* **WHAT IS REQUIRED**: Find every line in the material that contains the string "axis", matching case exactly, and copy each of those lines in full.

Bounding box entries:
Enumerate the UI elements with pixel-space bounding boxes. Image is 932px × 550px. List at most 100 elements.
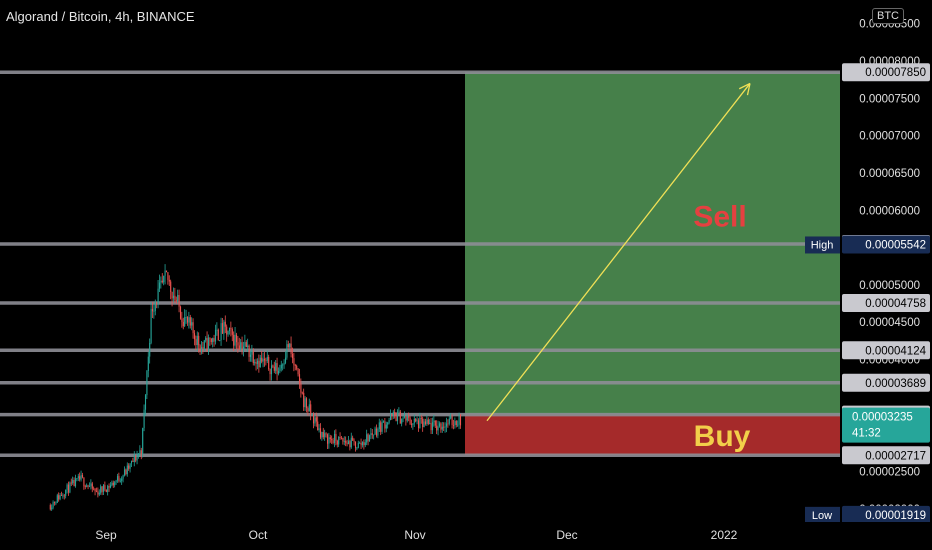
candle-body (118, 476, 120, 481)
target-arrow-head-1 (746, 83, 751, 96)
current-price-countdown: 41:32 (852, 428, 881, 440)
candle-body (160, 280, 162, 283)
candle-body (184, 317, 186, 327)
candle-body (123, 469, 126, 476)
candle-body (368, 435, 371, 442)
level-tag-2: 0.00004758 (865, 298, 926, 310)
candle-body (112, 482, 114, 486)
candle-body (402, 417, 404, 419)
candle-body (431, 422, 434, 431)
candle-body (227, 331, 229, 335)
candle-body (177, 294, 179, 302)
candle-body (382, 421, 385, 423)
candle-body (136, 455, 138, 461)
level-tag-4-bg (842, 373, 930, 392)
candle-body (427, 419, 429, 424)
candle-body (73, 479, 75, 487)
candle-body (333, 434, 336, 444)
candle-body (283, 362, 285, 365)
candle-body (254, 362, 256, 364)
candle-body (381, 421, 383, 432)
candle-body (181, 318, 183, 322)
candle-body (135, 455, 137, 461)
candle-body (200, 347, 203, 352)
candle-body (130, 460, 133, 464)
candle-body (231, 328, 233, 335)
candle-body (65, 489, 67, 496)
candle-body (408, 416, 410, 418)
candle-body (128, 465, 130, 469)
candle-body (193, 333, 196, 340)
low-value-tag-bg (842, 505, 930, 524)
candle-body (132, 460, 134, 462)
candle-body (60, 494, 63, 496)
candle-body (213, 338, 215, 342)
price-axis[interactable]: 0.000085000.000080000.000075000.00007000… (805, 19, 930, 524)
candle-body (93, 488, 95, 490)
candle-body (451, 416, 453, 425)
candle-body (105, 489, 107, 493)
candle-body (329, 437, 331, 440)
candle-body (69, 482, 71, 493)
candle-body (80, 475, 82, 480)
candle-body (188, 317, 190, 323)
candle-body (360, 442, 362, 446)
candle-body (440, 423, 442, 430)
x-tick-label-3: Dec (556, 528, 577, 542)
candle-body (221, 323, 224, 334)
candle-body (252, 351, 254, 364)
candle-body (415, 418, 417, 422)
candle-body (153, 310, 155, 312)
candle-body (384, 421, 386, 429)
candle-body (443, 426, 445, 428)
candle-body (441, 426, 443, 430)
candle-body (266, 356, 268, 361)
candle-body (146, 371, 148, 396)
candle-body (275, 363, 277, 371)
x-tick-label-2: Nov (404, 528, 425, 542)
candle-body (298, 374, 301, 384)
target-arrow-head-0 (738, 82, 751, 90)
levels-layer (0, 70, 840, 458)
candle-body (375, 428, 378, 436)
candle-body (233, 334, 235, 346)
candle-body (230, 327, 232, 329)
candle-body (401, 418, 403, 424)
candle-body (195, 339, 197, 346)
candle-body (72, 479, 74, 483)
time-axis[interactable]: Sep Oct Nov Dec 2022 (0, 522, 932, 550)
candle-body (163, 275, 165, 283)
candle-body (66, 484, 68, 490)
candle-body (98, 492, 100, 495)
candle-body (305, 398, 308, 409)
candle-body (436, 425, 438, 431)
current-price-tag-bg (842, 407, 930, 443)
candle-body (429, 423, 431, 425)
candle-body (137, 453, 140, 456)
currency-button[interactable]: BTC (872, 8, 904, 24)
candle-body (154, 302, 156, 311)
candle-body (339, 437, 341, 438)
candle-body (338, 437, 340, 445)
candle-body (144, 395, 147, 410)
candle-body (409, 417, 411, 424)
candle-body (345, 441, 347, 443)
candle-body (438, 423, 441, 427)
candle-body (284, 357, 287, 363)
candle-body (322, 432, 324, 438)
candle-body (328, 437, 330, 444)
candle-body (399, 411, 401, 424)
candle-body (388, 419, 390, 423)
candle-body (226, 326, 228, 335)
candle-body (210, 338, 212, 342)
candle-body (228, 327, 231, 332)
candle-body (164, 270, 166, 276)
candle-body (91, 483, 93, 489)
candle-body (392, 412, 394, 416)
candle-body (58, 495, 60, 500)
candle-body (459, 415, 462, 426)
level-tag-3-bg (842, 341, 930, 360)
candle-body (142, 428, 144, 455)
candle-body (242, 346, 245, 351)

* **TASK SOLUTION**:
price-axis[interactable]: 0.000085000.000080000.000075000.00007000… (805, 19, 930, 524)
time-axis[interactable]: Sep Oct Nov Dec 2022 (0, 522, 932, 550)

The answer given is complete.